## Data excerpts
----
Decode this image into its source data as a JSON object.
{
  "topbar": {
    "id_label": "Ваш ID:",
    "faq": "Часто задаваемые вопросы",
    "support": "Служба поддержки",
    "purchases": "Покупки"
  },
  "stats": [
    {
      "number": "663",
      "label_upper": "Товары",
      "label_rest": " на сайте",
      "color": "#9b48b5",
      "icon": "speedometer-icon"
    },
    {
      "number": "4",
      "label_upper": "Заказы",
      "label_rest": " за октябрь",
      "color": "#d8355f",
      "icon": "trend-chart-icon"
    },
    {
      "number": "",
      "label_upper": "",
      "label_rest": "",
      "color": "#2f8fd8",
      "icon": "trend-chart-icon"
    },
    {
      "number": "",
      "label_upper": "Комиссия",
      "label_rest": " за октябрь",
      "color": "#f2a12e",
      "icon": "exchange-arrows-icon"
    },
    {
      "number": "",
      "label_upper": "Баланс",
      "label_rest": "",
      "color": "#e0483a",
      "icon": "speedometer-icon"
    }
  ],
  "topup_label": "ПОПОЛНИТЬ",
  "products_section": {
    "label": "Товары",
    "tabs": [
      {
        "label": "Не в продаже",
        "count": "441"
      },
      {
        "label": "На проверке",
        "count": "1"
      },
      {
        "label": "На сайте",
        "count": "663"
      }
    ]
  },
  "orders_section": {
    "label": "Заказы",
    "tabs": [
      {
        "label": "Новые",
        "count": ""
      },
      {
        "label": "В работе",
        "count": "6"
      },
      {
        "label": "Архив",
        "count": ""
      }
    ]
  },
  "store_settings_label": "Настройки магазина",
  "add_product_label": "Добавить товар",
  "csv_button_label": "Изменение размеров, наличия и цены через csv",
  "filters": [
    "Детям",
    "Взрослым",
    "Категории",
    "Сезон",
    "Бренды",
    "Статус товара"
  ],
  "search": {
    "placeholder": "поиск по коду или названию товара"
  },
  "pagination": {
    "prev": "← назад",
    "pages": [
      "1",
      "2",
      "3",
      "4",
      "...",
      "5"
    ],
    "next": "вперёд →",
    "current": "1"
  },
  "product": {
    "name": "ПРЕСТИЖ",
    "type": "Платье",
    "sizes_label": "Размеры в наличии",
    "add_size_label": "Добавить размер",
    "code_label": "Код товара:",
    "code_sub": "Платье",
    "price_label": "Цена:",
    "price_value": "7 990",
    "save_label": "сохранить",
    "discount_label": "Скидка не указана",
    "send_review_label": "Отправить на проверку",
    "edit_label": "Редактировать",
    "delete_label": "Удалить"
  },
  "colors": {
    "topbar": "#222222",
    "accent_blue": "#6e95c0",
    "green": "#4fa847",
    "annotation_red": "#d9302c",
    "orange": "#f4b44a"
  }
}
----
## GOAL OF THE EXERCISE
Gather each line of the listing containing the word "товара" and show it.

## EXPECTED OUTPUT
    "Статус товара"
    "placeholder": "поиск по коду или названию товара"
    "code_label": "Код товара:",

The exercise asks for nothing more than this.